Search the listing for "type" and copy every line where it appears.

══════════════════════════════

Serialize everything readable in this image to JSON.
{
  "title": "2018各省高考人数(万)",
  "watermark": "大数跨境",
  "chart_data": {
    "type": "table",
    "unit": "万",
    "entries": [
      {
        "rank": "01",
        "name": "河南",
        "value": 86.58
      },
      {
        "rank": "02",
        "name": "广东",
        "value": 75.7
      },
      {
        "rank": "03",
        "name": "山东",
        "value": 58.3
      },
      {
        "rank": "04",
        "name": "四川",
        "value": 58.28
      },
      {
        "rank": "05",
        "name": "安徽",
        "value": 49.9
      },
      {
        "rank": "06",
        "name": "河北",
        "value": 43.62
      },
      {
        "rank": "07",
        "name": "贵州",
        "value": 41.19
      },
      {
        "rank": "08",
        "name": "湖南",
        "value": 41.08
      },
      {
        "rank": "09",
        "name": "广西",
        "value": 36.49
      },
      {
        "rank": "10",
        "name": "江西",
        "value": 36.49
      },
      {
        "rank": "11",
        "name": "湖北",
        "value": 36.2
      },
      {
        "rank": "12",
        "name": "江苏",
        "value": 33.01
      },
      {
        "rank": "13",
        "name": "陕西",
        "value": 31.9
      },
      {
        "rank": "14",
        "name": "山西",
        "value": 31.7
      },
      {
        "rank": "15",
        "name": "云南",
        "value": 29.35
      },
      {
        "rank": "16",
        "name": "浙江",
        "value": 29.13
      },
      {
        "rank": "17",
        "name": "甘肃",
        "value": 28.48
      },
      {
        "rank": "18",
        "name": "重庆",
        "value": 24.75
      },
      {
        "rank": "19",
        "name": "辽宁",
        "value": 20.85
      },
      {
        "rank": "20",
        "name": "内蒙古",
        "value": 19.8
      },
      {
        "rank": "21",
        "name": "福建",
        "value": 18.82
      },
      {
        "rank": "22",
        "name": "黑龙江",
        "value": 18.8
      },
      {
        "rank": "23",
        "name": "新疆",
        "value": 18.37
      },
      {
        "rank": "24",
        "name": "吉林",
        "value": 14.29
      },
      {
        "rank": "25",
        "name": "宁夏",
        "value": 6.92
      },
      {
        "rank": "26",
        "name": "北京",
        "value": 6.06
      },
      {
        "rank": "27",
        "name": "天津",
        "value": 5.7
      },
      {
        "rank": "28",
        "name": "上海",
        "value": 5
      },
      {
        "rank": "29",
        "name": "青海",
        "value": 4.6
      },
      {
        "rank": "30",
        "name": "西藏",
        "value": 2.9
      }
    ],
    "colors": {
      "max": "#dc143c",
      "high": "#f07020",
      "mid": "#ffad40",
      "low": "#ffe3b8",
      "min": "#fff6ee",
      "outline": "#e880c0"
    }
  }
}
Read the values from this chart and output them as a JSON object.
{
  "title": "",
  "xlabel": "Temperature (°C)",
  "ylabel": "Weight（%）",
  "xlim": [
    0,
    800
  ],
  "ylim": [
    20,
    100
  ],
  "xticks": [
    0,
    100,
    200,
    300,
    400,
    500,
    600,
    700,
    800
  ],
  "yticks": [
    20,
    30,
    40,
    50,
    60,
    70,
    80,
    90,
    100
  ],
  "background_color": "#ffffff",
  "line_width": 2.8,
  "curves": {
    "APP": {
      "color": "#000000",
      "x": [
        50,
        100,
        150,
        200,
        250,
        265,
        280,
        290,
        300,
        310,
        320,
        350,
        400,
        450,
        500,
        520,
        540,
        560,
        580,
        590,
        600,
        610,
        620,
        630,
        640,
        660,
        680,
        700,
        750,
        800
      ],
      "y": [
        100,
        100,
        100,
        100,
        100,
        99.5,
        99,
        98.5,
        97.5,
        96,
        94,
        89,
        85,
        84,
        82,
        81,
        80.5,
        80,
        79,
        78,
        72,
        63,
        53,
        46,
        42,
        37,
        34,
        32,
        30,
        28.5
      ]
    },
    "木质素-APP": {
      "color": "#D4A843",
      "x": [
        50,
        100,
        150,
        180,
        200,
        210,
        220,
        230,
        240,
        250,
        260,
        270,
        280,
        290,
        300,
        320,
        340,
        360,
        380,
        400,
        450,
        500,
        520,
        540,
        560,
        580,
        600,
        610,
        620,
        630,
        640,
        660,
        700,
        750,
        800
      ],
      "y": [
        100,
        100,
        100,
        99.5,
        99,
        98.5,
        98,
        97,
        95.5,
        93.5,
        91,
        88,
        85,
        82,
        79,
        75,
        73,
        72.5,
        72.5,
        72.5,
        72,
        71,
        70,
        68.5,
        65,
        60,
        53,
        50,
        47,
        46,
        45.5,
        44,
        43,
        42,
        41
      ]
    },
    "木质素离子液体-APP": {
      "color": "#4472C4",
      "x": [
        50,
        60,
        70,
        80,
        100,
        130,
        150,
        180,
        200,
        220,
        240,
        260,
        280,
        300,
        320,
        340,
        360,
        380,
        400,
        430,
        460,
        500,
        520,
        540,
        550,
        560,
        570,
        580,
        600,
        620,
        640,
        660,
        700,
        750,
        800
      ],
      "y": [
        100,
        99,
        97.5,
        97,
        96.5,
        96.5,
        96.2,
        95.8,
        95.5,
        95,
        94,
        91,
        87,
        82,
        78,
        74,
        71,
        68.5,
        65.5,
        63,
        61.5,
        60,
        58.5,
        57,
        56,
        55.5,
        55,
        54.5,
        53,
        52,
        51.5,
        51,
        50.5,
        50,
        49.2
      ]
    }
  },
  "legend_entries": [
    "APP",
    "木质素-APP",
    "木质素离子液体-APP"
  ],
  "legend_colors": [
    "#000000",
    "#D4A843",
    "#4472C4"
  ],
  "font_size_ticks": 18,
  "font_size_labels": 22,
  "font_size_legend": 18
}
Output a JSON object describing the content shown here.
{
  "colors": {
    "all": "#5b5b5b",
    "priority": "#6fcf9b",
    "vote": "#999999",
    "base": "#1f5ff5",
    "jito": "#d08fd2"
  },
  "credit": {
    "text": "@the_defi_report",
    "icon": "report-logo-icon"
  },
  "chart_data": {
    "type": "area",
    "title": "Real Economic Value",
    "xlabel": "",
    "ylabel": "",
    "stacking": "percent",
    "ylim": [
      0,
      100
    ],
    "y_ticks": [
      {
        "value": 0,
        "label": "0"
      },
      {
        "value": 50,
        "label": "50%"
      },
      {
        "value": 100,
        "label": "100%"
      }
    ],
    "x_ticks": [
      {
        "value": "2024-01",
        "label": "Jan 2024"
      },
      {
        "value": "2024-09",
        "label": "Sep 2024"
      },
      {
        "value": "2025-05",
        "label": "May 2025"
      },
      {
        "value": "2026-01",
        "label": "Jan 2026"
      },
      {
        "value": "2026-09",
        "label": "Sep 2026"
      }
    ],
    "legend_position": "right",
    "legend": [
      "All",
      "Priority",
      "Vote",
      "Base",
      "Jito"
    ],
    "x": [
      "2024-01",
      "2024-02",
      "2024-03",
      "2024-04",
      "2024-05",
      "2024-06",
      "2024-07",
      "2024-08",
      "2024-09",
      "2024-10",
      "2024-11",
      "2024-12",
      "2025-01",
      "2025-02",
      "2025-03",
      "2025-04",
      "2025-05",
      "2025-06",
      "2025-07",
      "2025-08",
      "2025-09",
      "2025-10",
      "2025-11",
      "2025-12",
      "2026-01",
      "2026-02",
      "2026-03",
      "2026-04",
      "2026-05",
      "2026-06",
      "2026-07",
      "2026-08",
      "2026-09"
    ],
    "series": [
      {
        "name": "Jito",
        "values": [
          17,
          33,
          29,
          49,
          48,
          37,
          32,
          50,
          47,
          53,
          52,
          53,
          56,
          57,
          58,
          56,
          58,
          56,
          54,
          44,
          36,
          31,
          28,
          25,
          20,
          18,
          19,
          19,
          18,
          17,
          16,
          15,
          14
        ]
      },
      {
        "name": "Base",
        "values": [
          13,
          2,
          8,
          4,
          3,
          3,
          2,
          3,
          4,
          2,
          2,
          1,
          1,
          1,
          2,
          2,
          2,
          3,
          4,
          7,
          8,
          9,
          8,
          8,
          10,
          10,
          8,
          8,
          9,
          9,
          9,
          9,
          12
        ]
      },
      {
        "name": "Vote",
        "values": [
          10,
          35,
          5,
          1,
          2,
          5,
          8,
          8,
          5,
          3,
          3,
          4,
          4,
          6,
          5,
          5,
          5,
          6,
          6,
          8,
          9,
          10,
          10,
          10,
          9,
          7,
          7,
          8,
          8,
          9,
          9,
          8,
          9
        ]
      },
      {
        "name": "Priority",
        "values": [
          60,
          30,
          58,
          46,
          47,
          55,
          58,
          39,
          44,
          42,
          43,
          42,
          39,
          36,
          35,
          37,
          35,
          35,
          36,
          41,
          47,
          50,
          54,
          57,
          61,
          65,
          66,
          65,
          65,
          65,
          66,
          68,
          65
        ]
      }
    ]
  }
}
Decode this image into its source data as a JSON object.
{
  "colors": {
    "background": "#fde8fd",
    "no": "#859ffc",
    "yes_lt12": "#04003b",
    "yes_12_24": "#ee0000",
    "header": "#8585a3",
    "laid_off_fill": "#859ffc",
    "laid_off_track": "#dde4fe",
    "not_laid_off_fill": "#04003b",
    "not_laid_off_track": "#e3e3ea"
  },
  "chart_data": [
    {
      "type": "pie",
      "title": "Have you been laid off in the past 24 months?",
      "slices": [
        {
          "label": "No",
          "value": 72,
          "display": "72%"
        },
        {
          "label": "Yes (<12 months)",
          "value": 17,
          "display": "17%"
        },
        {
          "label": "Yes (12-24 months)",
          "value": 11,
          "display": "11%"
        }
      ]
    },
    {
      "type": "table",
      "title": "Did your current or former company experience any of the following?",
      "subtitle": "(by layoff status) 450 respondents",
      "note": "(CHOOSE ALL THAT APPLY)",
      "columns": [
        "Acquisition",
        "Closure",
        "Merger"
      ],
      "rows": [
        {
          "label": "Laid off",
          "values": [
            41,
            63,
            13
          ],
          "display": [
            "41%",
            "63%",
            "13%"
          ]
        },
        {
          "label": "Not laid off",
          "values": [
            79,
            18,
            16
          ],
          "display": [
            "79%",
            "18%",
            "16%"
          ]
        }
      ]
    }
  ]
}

══════════════════════════════

● **Full response**
    "type": "table",
    "type": "area",
      "type": "pie",
      "type": "table",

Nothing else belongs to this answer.